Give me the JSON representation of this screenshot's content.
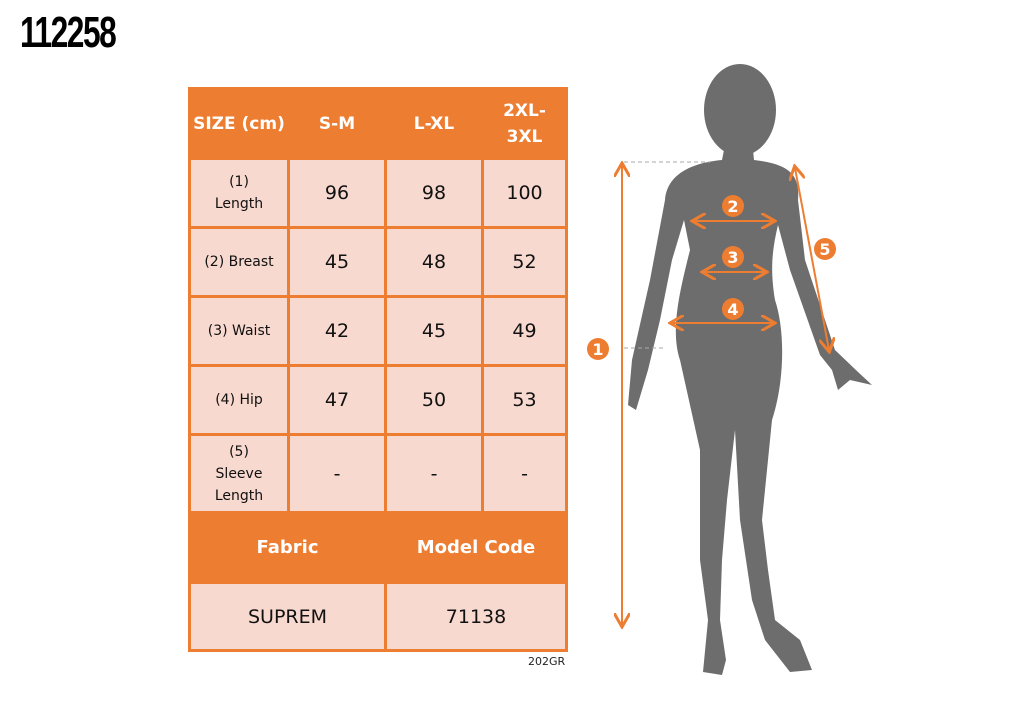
{
  "product_code": "112258",
  "table": {
    "headers": [
      "SIZE (cm)",
      "S-M",
      "L-XL",
      "2XL-3XL"
    ],
    "rows": [
      {
        "label": "(1) Length",
        "values": [
          "96",
          "98",
          "100"
        ]
      },
      {
        "label": "(2) Breast",
        "values": [
          "45",
          "48",
          "52"
        ]
      },
      {
        "label": "(3) Waist",
        "values": [
          "42",
          "45",
          "49"
        ]
      },
      {
        "label": "(4) Hip",
        "values": [
          "47",
          "50",
          "53"
        ]
      },
      {
        "label": "(5) Sleeve Length",
        "values": [
          "-",
          "-",
          "-"
        ]
      }
    ],
    "footer_headers": [
      "Fabric",
      "Model Code"
    ],
    "footer_values": [
      "SUPREM",
      "71138"
    ]
  },
  "footnote": "202GR",
  "diagram": {
    "markers": [
      "1",
      "2",
      "3",
      "4",
      "5"
    ],
    "accent": "#ed7d31",
    "silhouette_color": "#6d6d6d"
  }
}
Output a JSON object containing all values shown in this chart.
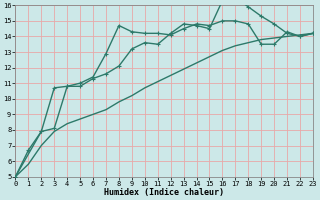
{
  "title": "",
  "xlabel": "Humidex (Indice chaleur)",
  "bg_color": "#cce8e8",
  "grid_color": "#e8a8a8",
  "line_color": "#2d7a6a",
  "markersize": 3,
  "linewidth": 1.0,
  "xlim": [
    0,
    23
  ],
  "ylim": [
    5,
    16
  ],
  "xticks": [
    0,
    1,
    2,
    3,
    4,
    5,
    6,
    7,
    8,
    9,
    10,
    11,
    12,
    13,
    14,
    15,
    16,
    17,
    18,
    19,
    20,
    21,
    22,
    23
  ],
  "yticks": [
    5,
    6,
    7,
    8,
    9,
    10,
    11,
    12,
    13,
    14,
    15,
    16
  ],
  "line1_x": [
    0,
    1,
    2,
    3,
    4,
    5,
    6,
    7,
    8,
    9,
    10,
    11,
    12,
    13,
    14,
    15,
    16,
    17,
    18,
    19,
    20,
    21,
    22,
    23
  ],
  "line1_y": [
    5.0,
    6.7,
    7.9,
    8.1,
    10.8,
    10.8,
    11.3,
    11.6,
    12.1,
    13.2,
    13.6,
    13.5,
    14.2,
    14.8,
    14.7,
    14.5,
    16.3,
    16.5,
    15.9,
    15.3,
    14.8,
    14.2,
    14.0,
    14.2
  ],
  "line2_x": [
    0,
    2,
    3,
    4,
    5,
    6,
    7,
    8,
    9,
    10,
    11,
    12,
    13,
    14,
    15,
    16,
    17,
    18,
    19,
    20,
    21,
    22,
    23
  ],
  "line2_y": [
    5.0,
    7.9,
    10.7,
    10.8,
    11.0,
    11.4,
    12.9,
    14.7,
    14.3,
    14.2,
    14.2,
    14.1,
    14.5,
    14.8,
    14.7,
    15.0,
    15.0,
    14.8,
    13.5,
    13.5,
    14.3,
    14.0,
    14.2
  ],
  "line3_x": [
    0,
    1,
    2,
    3,
    4,
    5,
    6,
    7,
    8,
    9,
    10,
    11,
    12,
    13,
    14,
    15,
    16,
    17,
    18,
    19,
    20,
    21,
    22,
    23
  ],
  "line3_y": [
    5.0,
    5.8,
    7.0,
    7.9,
    8.4,
    8.7,
    9.0,
    9.3,
    9.8,
    10.2,
    10.7,
    11.1,
    11.5,
    11.9,
    12.3,
    12.7,
    13.1,
    13.4,
    13.6,
    13.8,
    13.9,
    14.0,
    14.1,
    14.2
  ],
  "tick_fontsize": 5,
  "xlabel_fontsize": 6
}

> _EXERCISE_
Reproduce the listing above exactly, excluding all pictures.

> _FULL RESPONSE_
Give me the JSON representation of this screenshot's content.
{
  "product_code": "112258",
  "table": {
    "headers": [
      "SIZE (cm)",
      "S-M",
      "L-XL",
      "2XL-3XL"
    ],
    "rows": [
      {
        "label": "(1) Length",
        "values": [
          "96",
          "98",
          "100"
        ]
      },
      {
        "label": "(2) Breast",
        "values": [
          "45",
          "48",
          "52"
        ]
      },
      {
        "label": "(3) Waist",
        "values": [
          "42",
          "45",
          "49"
        ]
      },
      {
        "label": "(4) Hip",
        "values": [
          "47",
          "50",
          "53"
        ]
      },
      {
        "label": "(5) Sleeve Length",
        "values": [
          "-",
          "-",
          "-"
        ]
      }
    ],
    "footer_headers": [
      "Fabric",
      "Model Code"
    ],
    "footer_values": [
      "SUPREM",
      "71138"
    ]
  },
  "footnote": "202GR",
  "diagram": {
    "markers": [
      "1",
      "2",
      "3",
      "4",
      "5"
    ],
    "accent": "#ed7d31",
    "silhouette_color": "#6d6d6d"
  }
}
Output a JSON object containing all values shown in this chart.
{
  "title": "",
  "xlabel": "Humidex (Indice chaleur)",
  "bg_color": "#cce8e8",
  "grid_color": "#e8a8a8",
  "line_color": "#2d7a6a",
  "markersize": 3,
  "linewidth": 1.0,
  "xlim": [
    0,
    23
  ],
  "ylim": [
    5,
    16
  ],
  "xticks": [
    0,
    1,
    2,
    3,
    4,
    5,
    6,
    7,
    8,
    9,
    10,
    11,
    12,
    13,
    14,
    15,
    16,
    17,
    18,
    19,
    20,
    21,
    22,
    23
  ],
  "yticks": [
    5,
    6,
    7,
    8,
    9,
    10,
    11,
    12,
    13,
    14,
    15,
    16
  ],
  "line1_x": [
    0,
    1,
    2,
    3,
    4,
    5,
    6,
    7,
    8,
    9,
    10,
    11,
    12,
    13,
    14,
    15,
    16,
    17,
    18,
    19,
    20,
    21,
    22,
    23
  ],
  "line1_y": [
    5.0,
    6.7,
    7.9,
    8.1,
    10.8,
    10.8,
    11.3,
    11.6,
    12.1,
    13.2,
    13.6,
    13.5,
    14.2,
    14.8,
    14.7,
    14.5,
    16.3,
    16.5,
    15.9,
    15.3,
    14.8,
    14.2,
    14.0,
    14.2
  ],
  "line2_x": [
    0,
    2,
    3,
    4,
    5,
    6,
    7,
    8,
    9,
    10,
    11,
    12,
    13,
    14,
    15,
    16,
    17,
    18,
    19,
    20,
    21,
    22,
    23
  ],
  "line2_y": [
    5.0,
    7.9,
    10.7,
    10.8,
    11.0,
    11.4,
    12.9,
    14.7,
    14.3,
    14.2,
    14.2,
    14.1,
    14.5,
    14.8,
    14.7,
    15.0,
    15.0,
    14.8,
    13.5,
    13.5,
    14.3,
    14.0,
    14.2
  ],
  "line3_x": [
    0,
    1,
    2,
    3,
    4,
    5,
    6,
    7,
    8,
    9,
    10,
    11,
    12,
    13,
    14,
    15,
    16,
    17,
    18,
    19,
    20,
    21,
    22,
    23
  ],
  "line3_y": [
    5.0,
    5.8,
    7.0,
    7.9,
    8.4,
    8.7,
    9.0,
    9.3,
    9.8,
    10.2,
    10.7,
    11.1,
    11.5,
    11.9,
    12.3,
    12.7,
    13.1,
    13.4,
    13.6,
    13.8,
    13.9,
    14.0,
    14.1,
    14.2
  ],
  "tick_fontsize": 5,
  "xlabel_fontsize": 6
}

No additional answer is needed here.